◆ GIVEN TASK ◆
Please copy all the lines that follow, word for word.
====== SOURCE RECORDS ======
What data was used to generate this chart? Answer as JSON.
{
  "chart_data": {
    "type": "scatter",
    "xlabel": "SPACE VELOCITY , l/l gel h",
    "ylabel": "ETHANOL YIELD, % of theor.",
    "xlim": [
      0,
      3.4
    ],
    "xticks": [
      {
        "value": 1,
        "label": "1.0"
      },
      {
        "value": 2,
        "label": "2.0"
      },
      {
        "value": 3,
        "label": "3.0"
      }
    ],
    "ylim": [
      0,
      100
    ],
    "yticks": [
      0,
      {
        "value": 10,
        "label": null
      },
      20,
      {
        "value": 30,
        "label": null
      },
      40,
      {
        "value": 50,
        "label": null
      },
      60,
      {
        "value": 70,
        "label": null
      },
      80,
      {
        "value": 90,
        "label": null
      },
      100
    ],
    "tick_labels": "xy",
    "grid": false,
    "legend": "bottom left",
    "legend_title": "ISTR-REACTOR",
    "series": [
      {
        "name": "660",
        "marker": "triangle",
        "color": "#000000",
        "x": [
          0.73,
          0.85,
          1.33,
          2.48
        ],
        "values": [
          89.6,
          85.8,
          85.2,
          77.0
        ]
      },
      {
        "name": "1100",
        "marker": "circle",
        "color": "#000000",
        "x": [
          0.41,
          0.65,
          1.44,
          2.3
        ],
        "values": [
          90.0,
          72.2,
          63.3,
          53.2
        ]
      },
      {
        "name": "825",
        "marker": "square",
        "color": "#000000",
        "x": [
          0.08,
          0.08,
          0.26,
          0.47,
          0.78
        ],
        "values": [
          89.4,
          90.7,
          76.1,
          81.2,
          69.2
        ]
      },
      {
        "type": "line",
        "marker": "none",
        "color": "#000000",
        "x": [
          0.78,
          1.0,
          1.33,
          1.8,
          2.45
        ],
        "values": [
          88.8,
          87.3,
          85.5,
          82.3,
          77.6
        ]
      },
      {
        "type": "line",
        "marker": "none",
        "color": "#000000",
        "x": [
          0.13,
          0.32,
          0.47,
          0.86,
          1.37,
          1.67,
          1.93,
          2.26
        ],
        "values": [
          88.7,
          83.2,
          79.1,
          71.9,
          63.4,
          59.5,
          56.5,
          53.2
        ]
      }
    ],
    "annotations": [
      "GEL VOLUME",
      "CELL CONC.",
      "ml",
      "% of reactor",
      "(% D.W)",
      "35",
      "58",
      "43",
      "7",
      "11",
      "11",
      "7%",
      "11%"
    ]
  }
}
======
◆ FINISHED EXERCISE ◆
What data was used to generate this chart? Answer as JSON.
{
  "chart_data": {
    "type": "scatter",
    "xlabel": "SPACE VELOCITY , l/l gel h",
    "ylabel": "ETHANOL YIELD, % of theor.",
    "xlim": [
      0,
      3.4
    ],
    "xticks": [
      {
        "value": 1,
        "label": "1.0"
      },
      {
        "value": 2,
        "label": "2.0"
      },
      {
        "value": 3,
        "label": "3.0"
      }
    ],
    "ylim": [
      0,
      100
    ],
    "yticks": [
      0,
      {
        "value": 10,
        "label": null
      },
      20,
      {
        "value": 30,
        "label": null
      },
      40,
      {
        "value": 50,
        "label": null
      },
      60,
      {
        "value": 70,
        "label": null
      },
      80,
      {
        "value": 90,
        "label": null
      },
      100
    ],
    "tick_labels": "xy",
    "grid": false,
    "legend": "bottom left",
    "legend_title": "ISTR-REACTOR",
    "series": [
      {
        "name": "660",
        "marker": "triangle",
        "color": "#000000",
        "x": [
          0.73,
          0.85,
          1.33,
          2.48
        ],
        "values": [
          89.6,
          85.8,
          85.2,
          77.0
        ]
      },
      {
        "name": "1100",
        "marker": "circle",
        "color": "#000000",
        "x": [
          0.41,
          0.65,
          1.44,
          2.3
        ],
        "values": [
          90.0,
          72.2,
          63.3,
          53.2
        ]
      },
      {
        "name": "825",
        "marker": "square",
        "color": "#000000",
        "x": [
          0.08,
          0.08,
          0.26,
          0.47,
          0.78
        ],
        "values": [
          89.4,
          90.7,
          76.1,
          81.2,
          69.2
        ]
      },
      {
        "type": "line",
        "marker": "none",
        "color": "#000000",
        "x": [
          0.78,
          1.0,
          1.33,
          1.8,
          2.45
        ],
        "values": [
          88.8,
          87.3,
          85.5,
          82.3,
          77.6
        ]
      },
      {
        "type": "line",
        "marker": "none",
        "color": "#000000",
        "x": [
          0.13,
          0.32,
          0.47,
          0.86,
          1.37,
          1.67,
          1.93,
          2.26
        ],
        "values": [
          88.7,
          83.2,
          79.1,
          71.9,
          63.4,
          59.5,
          56.5,
          53.2
        ]
      }
    ],
    "annotations": [
      "GEL VOLUME",
      "CELL CONC.",
      "ml",
      "% of reactor",
      "(% D.W)",
      "35",
      "58",
      "43",
      "7",
      "11",
      "11",
      "7%",
      "11%"
    ]
  }
}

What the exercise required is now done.